Your objective: Locate each line of the material that contains "this", then return it.

Input records:
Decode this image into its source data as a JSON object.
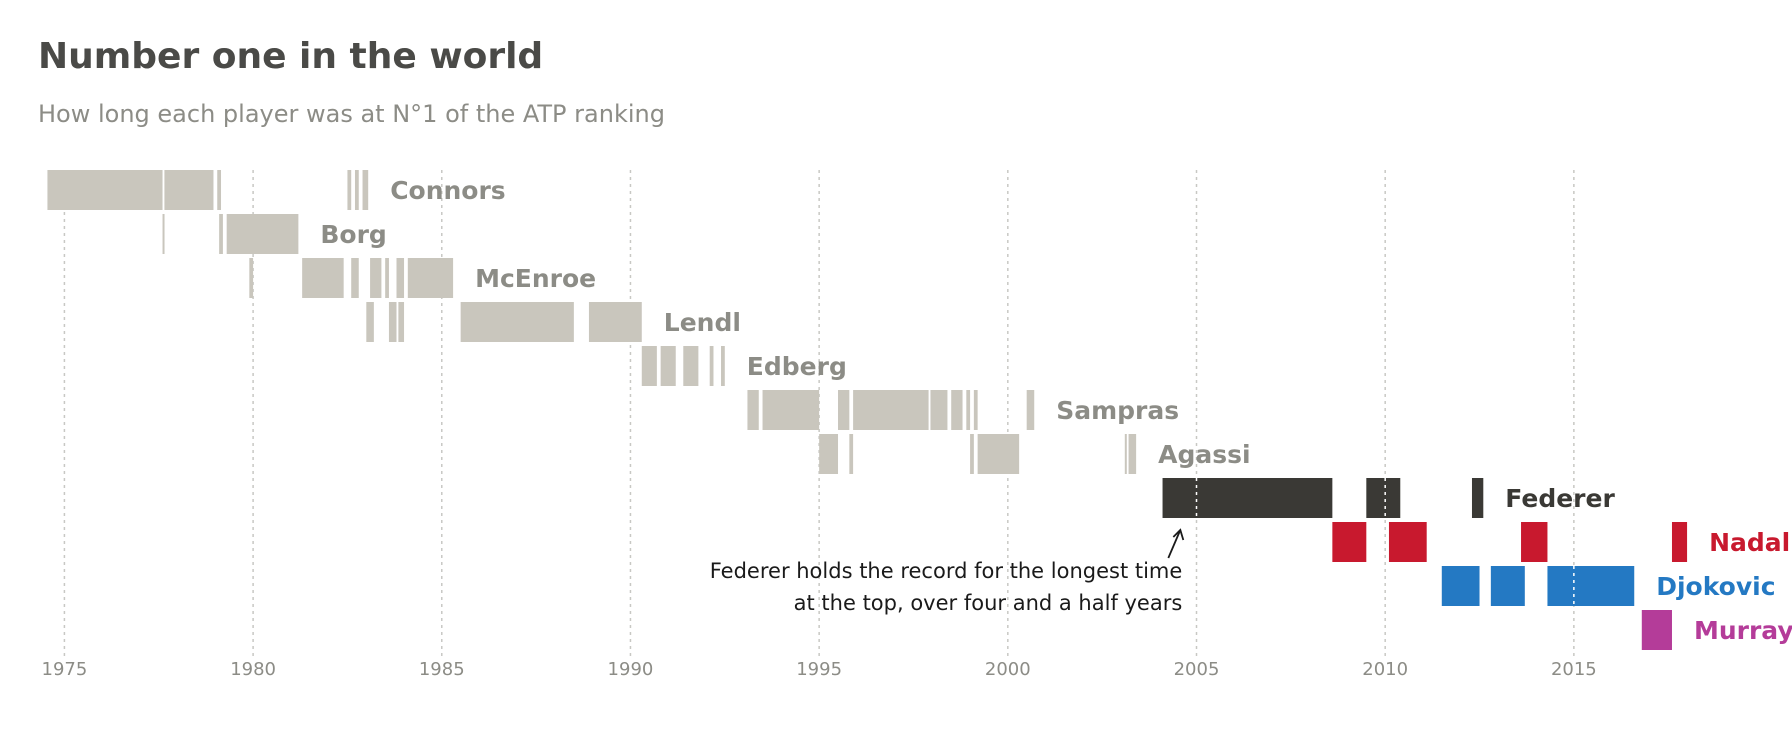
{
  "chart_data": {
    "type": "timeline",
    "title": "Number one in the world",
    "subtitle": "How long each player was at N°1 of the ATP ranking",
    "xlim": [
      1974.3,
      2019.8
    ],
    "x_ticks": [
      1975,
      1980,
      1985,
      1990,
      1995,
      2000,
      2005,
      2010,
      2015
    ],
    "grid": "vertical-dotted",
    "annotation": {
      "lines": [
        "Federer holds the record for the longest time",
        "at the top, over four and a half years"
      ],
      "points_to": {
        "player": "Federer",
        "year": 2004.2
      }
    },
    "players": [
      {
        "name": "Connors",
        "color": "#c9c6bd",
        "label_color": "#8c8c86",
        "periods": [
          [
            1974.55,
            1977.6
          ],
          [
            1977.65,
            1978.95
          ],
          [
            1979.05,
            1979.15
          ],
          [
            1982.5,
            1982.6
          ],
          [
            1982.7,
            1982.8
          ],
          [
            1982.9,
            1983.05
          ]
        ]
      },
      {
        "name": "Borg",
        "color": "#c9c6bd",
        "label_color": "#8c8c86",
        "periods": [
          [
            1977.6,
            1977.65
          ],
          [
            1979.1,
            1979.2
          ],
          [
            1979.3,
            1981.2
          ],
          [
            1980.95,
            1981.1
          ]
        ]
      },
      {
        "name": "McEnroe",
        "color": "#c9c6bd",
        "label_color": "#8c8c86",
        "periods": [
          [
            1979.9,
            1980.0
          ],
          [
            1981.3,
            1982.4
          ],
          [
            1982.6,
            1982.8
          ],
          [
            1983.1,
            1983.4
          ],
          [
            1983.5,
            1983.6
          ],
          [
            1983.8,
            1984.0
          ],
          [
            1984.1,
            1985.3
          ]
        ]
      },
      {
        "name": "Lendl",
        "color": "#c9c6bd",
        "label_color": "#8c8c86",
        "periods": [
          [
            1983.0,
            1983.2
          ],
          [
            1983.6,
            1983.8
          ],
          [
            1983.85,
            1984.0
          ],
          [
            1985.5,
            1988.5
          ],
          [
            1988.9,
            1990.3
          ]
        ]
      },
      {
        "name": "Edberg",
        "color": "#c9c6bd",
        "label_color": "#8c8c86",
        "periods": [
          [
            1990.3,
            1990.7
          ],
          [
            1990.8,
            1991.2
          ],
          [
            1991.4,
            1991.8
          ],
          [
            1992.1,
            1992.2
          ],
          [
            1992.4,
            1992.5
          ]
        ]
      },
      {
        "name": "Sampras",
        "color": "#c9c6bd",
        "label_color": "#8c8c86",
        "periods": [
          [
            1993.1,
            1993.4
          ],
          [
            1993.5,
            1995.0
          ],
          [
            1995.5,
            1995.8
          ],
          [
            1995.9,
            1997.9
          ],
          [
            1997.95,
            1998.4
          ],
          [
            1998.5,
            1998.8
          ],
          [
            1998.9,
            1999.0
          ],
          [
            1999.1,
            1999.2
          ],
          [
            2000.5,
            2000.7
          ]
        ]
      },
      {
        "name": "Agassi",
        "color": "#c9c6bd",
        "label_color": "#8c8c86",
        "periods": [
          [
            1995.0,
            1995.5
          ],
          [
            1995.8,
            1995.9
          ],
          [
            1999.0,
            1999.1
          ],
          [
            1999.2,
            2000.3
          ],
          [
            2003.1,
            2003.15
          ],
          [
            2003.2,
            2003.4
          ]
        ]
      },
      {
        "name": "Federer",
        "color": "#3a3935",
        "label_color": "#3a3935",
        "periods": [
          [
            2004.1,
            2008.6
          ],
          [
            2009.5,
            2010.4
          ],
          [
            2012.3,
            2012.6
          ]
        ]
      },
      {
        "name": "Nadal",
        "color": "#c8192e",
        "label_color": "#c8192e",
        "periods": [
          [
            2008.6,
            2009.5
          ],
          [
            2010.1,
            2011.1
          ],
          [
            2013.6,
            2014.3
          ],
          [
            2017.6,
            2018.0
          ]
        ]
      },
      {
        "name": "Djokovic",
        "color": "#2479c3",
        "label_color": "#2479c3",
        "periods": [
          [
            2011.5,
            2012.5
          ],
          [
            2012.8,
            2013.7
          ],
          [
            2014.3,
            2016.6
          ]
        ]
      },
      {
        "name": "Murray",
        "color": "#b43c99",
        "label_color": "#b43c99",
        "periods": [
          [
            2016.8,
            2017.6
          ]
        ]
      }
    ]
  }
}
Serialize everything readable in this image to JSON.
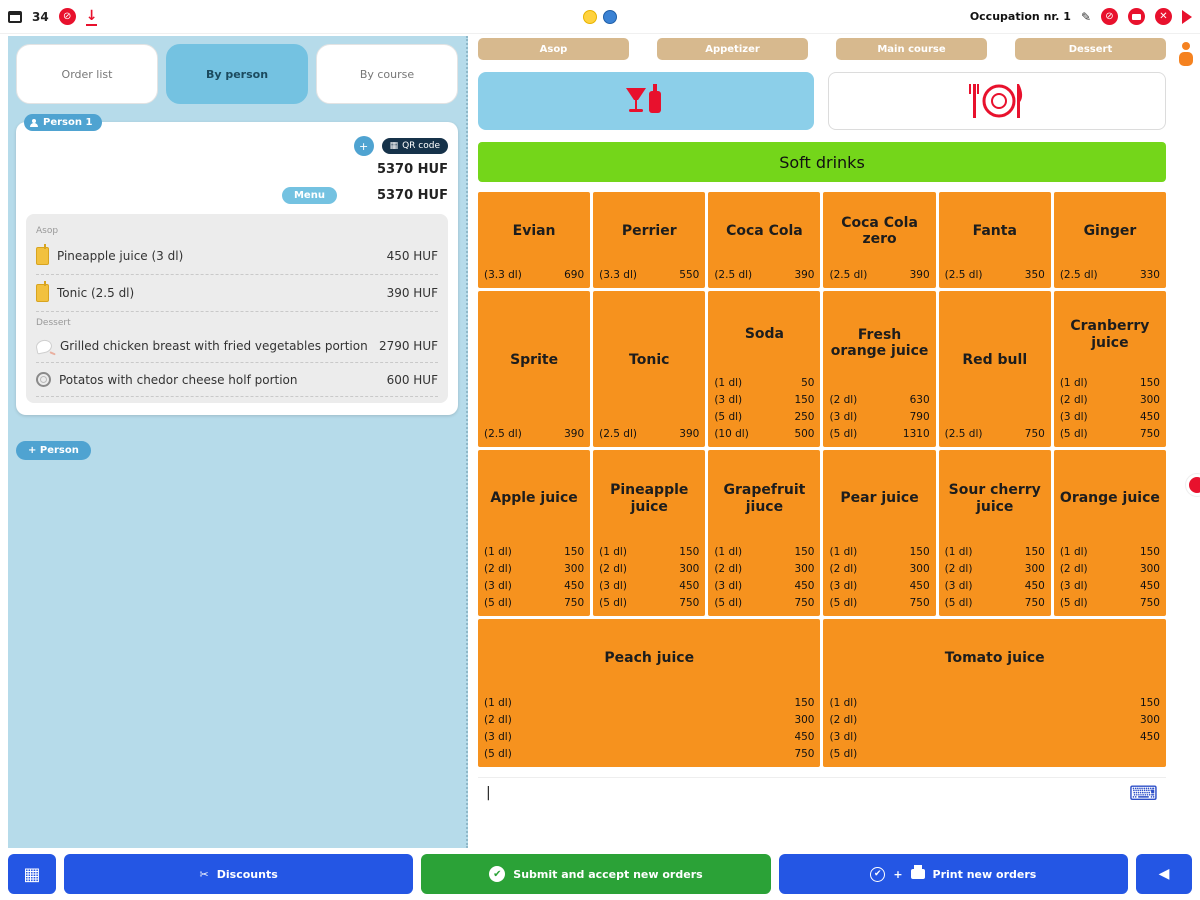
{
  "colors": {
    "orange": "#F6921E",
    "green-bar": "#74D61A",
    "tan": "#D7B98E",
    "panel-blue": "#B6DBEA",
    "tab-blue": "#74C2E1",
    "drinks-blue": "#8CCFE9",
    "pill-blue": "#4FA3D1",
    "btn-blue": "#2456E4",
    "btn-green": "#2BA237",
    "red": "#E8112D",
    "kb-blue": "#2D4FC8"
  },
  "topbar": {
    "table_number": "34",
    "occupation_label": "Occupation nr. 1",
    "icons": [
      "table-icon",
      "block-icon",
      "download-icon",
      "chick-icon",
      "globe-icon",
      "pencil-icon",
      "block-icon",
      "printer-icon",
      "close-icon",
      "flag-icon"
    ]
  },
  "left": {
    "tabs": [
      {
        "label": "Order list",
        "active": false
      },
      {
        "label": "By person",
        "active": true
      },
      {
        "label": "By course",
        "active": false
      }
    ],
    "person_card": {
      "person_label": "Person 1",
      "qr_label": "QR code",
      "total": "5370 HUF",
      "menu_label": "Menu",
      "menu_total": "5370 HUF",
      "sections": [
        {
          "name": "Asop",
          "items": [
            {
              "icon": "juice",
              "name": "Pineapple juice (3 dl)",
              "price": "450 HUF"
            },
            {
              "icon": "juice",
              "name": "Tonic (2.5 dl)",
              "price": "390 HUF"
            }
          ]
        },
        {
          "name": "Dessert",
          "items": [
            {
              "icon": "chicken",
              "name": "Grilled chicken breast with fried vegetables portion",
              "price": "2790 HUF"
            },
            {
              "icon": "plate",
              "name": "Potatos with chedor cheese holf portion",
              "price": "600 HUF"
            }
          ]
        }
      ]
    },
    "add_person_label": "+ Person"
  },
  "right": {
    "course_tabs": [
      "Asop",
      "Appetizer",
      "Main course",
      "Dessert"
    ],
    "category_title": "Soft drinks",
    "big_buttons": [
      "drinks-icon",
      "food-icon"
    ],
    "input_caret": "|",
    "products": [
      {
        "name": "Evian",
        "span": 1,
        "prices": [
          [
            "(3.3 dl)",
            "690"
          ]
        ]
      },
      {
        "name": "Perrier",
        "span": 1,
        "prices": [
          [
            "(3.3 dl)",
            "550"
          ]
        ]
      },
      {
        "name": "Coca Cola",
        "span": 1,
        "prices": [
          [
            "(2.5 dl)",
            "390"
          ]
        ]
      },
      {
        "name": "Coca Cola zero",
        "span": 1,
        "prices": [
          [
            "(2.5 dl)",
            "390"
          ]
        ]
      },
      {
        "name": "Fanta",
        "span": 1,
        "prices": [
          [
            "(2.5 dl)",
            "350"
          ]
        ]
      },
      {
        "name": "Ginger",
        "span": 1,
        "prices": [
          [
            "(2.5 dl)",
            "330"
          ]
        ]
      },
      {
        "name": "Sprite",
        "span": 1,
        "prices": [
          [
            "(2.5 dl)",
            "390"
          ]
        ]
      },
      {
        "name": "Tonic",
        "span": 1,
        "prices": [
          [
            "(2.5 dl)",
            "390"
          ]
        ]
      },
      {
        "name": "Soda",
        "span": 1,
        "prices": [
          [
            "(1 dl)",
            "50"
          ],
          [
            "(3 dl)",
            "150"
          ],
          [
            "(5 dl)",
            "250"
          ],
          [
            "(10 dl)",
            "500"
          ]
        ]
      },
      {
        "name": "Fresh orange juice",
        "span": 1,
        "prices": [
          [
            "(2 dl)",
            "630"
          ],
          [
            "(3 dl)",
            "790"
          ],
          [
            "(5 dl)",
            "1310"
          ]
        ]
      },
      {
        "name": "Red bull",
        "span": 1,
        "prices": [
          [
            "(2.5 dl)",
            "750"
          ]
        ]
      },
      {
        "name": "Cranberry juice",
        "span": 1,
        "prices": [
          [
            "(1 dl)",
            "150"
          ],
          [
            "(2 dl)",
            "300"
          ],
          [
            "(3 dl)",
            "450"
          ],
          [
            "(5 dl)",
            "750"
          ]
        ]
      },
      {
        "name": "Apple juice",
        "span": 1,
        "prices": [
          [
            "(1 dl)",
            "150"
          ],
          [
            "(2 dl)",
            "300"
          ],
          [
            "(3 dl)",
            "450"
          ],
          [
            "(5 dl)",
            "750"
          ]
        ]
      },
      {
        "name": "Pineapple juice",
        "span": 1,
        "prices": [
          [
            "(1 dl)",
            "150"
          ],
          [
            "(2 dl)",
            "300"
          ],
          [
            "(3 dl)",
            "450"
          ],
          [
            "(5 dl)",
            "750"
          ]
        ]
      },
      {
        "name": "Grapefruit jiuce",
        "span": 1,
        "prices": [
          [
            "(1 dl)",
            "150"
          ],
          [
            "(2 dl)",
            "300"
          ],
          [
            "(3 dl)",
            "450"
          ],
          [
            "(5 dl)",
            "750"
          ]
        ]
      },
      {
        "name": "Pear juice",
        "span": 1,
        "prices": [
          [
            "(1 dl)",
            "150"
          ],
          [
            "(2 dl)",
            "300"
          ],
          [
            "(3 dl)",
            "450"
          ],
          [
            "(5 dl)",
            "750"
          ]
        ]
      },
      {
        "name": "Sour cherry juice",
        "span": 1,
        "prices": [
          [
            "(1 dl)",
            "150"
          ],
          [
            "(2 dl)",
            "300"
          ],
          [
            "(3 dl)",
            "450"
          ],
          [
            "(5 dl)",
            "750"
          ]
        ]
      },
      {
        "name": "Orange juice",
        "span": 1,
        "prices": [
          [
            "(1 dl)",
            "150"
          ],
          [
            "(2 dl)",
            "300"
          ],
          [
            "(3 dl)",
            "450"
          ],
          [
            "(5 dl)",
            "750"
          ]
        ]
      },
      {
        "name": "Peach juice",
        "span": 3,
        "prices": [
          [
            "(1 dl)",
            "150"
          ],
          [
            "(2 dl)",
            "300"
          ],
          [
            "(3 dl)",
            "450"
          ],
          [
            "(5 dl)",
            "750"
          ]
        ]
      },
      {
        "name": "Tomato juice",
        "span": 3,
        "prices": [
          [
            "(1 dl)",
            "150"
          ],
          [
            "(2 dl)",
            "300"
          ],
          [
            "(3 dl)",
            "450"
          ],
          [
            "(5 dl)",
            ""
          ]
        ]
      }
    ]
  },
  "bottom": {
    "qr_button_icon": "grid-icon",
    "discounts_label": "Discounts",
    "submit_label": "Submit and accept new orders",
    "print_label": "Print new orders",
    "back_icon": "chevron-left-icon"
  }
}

Final result:
Decode this image into its source data as a JSON object.
Serialize everything readable in this image to JSON.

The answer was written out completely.